### Objective
Copy every line that mentions the word "Sensitivity".

### Information shown
============================================================

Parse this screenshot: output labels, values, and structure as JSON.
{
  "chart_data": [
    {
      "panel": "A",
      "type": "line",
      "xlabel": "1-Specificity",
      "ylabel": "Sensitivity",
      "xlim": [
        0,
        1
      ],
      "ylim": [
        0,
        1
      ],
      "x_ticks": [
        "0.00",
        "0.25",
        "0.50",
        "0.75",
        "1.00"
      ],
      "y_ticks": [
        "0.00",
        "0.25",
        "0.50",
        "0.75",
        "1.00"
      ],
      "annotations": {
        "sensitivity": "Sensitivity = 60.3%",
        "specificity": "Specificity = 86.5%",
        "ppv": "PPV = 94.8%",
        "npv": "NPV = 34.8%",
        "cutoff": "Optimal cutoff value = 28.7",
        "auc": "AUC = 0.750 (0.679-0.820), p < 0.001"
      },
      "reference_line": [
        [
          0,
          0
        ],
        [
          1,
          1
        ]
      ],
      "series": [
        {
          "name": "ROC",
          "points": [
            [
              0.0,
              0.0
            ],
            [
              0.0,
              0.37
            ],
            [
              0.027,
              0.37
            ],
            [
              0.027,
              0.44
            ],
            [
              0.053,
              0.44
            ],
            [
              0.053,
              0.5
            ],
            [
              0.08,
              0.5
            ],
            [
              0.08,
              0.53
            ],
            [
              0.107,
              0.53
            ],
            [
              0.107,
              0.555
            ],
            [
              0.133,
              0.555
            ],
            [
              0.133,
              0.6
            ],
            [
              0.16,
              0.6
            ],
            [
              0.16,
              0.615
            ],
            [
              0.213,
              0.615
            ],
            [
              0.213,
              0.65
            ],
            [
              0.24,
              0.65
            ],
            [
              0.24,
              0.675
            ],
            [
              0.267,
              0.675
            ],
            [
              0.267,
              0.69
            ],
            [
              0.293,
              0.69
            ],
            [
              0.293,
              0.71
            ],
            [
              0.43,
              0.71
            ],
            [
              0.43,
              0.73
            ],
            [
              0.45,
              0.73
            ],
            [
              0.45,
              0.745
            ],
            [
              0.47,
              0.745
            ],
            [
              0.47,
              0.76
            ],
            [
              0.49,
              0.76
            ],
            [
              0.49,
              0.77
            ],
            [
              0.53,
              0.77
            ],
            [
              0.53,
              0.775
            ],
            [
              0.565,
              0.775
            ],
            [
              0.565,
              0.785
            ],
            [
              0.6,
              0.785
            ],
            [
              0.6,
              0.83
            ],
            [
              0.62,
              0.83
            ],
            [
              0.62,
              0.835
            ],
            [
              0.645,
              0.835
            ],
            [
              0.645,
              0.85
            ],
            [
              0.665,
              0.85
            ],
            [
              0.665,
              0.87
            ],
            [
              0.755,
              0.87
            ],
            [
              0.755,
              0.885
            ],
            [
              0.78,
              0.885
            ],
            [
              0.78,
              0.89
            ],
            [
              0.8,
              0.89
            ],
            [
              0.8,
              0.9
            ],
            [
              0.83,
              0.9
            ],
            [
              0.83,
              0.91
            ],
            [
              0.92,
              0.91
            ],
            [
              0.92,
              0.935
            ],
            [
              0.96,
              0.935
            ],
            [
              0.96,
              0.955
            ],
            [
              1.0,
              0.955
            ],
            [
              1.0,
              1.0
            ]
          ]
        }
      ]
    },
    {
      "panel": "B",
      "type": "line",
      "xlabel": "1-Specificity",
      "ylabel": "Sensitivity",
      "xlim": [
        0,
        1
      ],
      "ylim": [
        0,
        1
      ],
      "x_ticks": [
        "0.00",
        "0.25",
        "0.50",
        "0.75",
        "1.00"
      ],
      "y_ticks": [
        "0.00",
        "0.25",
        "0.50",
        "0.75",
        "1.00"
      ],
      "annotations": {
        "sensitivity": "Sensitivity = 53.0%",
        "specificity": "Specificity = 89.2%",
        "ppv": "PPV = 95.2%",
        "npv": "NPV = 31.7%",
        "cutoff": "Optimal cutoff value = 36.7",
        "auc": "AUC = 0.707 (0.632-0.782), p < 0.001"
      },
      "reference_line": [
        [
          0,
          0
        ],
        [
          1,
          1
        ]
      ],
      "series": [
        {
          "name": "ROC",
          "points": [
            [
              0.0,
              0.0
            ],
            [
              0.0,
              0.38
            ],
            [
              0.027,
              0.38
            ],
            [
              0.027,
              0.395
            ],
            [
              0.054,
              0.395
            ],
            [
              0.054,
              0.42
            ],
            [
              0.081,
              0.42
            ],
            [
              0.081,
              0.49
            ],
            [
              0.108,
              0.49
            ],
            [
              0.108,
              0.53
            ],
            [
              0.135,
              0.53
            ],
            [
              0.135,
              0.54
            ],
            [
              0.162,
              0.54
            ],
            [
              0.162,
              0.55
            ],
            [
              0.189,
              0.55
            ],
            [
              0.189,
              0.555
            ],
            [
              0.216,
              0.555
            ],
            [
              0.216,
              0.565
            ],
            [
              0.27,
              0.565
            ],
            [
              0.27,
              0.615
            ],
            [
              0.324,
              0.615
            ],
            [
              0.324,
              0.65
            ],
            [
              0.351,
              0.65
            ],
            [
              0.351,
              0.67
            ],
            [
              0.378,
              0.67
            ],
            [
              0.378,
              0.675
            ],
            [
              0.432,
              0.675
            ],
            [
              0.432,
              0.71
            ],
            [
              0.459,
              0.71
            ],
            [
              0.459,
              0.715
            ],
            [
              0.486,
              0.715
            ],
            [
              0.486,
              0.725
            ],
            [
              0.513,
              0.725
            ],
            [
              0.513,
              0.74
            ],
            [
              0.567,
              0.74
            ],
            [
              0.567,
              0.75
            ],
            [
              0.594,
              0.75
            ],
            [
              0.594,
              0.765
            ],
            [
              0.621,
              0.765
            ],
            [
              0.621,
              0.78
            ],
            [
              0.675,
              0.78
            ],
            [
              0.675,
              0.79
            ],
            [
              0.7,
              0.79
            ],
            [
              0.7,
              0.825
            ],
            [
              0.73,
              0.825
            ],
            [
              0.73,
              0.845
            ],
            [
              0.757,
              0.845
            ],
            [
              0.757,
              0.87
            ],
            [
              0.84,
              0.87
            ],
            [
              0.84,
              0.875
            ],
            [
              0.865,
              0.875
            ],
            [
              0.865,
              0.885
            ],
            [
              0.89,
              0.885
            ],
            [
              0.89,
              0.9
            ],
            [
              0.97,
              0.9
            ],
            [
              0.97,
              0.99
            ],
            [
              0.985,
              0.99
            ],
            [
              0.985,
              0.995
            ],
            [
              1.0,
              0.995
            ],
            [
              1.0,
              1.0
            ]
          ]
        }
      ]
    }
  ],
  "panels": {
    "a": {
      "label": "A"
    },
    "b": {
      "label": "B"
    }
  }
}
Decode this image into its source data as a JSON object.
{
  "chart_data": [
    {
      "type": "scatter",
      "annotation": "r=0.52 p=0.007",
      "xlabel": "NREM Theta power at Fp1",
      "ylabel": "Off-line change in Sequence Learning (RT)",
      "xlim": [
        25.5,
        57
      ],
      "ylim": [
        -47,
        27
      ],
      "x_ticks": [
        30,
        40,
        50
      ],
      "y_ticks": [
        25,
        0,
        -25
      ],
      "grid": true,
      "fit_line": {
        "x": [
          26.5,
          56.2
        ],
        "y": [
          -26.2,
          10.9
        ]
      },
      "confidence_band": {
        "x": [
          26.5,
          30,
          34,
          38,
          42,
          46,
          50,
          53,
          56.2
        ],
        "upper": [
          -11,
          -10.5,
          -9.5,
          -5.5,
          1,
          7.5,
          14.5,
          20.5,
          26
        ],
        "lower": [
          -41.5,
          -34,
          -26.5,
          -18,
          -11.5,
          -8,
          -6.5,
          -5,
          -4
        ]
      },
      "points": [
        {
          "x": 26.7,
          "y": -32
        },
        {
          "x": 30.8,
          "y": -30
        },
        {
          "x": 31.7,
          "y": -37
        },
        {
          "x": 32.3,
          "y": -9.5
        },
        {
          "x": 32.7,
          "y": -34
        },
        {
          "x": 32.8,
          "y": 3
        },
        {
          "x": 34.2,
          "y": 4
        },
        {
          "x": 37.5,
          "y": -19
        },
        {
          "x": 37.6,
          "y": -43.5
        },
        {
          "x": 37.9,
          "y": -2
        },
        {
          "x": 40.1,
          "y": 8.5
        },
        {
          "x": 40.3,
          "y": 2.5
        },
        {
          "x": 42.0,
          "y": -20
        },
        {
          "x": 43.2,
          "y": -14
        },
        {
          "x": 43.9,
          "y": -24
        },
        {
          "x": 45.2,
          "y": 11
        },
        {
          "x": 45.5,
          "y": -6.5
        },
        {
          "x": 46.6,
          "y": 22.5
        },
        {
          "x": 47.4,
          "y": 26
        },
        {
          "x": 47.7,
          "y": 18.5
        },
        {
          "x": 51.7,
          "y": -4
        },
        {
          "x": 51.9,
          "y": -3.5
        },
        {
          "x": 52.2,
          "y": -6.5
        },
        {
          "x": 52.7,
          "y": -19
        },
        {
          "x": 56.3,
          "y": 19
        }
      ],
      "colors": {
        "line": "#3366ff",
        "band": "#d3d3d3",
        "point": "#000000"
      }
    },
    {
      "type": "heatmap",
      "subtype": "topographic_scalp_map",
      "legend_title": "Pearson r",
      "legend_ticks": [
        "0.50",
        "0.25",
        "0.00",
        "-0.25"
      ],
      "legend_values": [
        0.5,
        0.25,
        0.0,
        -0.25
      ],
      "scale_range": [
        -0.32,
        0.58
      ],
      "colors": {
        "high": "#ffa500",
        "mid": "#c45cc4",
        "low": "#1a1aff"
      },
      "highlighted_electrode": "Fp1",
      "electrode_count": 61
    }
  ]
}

============================================================

### Response
      "ylabel": "Sensitivity",
        "sensitivity": "Sensitivity = 60.3%",
      "ylabel": "Sensitivity",
        "sensitivity": "Sensitivity = 53.0%",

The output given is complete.